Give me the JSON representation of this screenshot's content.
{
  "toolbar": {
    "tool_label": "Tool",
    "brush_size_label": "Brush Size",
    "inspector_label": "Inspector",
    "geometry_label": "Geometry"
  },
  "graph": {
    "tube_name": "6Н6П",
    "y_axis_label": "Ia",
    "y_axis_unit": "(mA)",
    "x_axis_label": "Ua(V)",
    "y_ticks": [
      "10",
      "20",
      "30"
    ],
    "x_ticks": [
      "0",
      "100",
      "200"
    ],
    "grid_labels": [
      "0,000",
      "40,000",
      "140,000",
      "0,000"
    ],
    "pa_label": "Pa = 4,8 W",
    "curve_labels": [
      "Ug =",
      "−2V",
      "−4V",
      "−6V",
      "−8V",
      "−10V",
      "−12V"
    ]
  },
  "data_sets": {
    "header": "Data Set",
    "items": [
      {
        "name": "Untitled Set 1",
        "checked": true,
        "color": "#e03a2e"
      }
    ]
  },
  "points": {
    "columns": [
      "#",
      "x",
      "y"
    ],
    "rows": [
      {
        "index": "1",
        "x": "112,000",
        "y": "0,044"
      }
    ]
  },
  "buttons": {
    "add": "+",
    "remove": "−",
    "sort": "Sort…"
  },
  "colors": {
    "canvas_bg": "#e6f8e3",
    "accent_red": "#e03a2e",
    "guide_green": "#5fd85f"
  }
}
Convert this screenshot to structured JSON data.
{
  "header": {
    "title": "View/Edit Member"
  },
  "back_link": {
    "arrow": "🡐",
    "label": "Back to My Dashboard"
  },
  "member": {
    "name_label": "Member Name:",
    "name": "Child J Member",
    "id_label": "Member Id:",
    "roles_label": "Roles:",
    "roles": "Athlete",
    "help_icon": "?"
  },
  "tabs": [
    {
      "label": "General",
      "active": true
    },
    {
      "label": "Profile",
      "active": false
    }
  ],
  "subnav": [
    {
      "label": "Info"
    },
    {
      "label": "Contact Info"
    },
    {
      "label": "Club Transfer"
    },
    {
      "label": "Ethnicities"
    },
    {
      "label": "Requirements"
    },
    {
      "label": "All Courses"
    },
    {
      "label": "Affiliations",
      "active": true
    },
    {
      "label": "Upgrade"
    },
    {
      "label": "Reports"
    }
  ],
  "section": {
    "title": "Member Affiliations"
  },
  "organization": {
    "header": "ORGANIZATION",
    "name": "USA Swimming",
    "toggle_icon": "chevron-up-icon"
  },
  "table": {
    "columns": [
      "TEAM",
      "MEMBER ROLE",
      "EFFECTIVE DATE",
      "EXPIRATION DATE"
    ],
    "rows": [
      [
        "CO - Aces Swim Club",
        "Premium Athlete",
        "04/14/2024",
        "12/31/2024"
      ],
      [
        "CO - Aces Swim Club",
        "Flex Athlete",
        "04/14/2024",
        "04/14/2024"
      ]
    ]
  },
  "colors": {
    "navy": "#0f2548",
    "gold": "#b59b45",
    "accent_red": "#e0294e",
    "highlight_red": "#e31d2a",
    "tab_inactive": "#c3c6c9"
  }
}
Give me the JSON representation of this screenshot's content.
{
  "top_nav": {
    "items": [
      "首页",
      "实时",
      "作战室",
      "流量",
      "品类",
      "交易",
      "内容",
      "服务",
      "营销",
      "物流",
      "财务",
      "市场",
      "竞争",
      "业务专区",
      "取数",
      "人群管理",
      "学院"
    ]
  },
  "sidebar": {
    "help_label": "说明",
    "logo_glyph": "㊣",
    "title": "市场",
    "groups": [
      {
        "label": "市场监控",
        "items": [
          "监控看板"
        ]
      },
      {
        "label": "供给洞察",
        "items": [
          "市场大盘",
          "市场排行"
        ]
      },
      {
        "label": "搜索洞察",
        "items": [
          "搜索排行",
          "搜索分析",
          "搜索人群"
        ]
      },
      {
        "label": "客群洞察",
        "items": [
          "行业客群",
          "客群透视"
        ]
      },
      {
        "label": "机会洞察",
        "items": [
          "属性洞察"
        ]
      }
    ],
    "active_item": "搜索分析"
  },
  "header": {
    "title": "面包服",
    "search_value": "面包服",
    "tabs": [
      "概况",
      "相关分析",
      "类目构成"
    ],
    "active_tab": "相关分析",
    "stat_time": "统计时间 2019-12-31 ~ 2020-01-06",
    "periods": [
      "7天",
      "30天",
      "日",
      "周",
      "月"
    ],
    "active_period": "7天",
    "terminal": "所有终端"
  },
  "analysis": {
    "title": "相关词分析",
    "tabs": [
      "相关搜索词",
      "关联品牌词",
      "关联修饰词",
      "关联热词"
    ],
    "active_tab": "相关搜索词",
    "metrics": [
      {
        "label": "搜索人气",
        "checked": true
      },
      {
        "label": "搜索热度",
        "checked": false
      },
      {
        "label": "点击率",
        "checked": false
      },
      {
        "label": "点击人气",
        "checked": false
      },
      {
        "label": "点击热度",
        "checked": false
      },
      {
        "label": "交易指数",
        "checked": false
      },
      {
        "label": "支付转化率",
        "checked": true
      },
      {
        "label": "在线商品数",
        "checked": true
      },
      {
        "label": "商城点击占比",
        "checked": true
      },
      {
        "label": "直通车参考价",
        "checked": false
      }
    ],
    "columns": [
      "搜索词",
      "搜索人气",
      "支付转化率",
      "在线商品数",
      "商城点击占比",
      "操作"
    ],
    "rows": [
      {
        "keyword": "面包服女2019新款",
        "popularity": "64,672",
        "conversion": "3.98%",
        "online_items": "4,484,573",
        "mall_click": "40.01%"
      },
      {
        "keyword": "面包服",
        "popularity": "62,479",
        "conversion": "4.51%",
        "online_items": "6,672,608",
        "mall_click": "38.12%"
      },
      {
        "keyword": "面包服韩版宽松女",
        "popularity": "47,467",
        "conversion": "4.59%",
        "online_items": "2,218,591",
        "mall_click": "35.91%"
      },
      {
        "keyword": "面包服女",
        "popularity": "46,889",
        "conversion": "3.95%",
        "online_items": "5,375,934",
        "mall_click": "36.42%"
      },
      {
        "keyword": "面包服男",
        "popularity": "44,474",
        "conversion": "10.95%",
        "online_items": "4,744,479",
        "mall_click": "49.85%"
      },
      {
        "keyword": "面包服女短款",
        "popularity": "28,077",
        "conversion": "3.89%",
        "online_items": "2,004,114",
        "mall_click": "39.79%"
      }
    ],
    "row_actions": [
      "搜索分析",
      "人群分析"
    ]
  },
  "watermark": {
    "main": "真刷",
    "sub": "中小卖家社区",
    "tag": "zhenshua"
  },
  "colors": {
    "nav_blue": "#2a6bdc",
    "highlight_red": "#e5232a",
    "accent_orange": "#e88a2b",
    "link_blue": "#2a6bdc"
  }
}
--*--
Requirements:
Look through the entries and return every line where "header" appears.

Reply:
    "header": "Data Set",
  "header": {
    "header": "ORGANIZATION",
  "header": {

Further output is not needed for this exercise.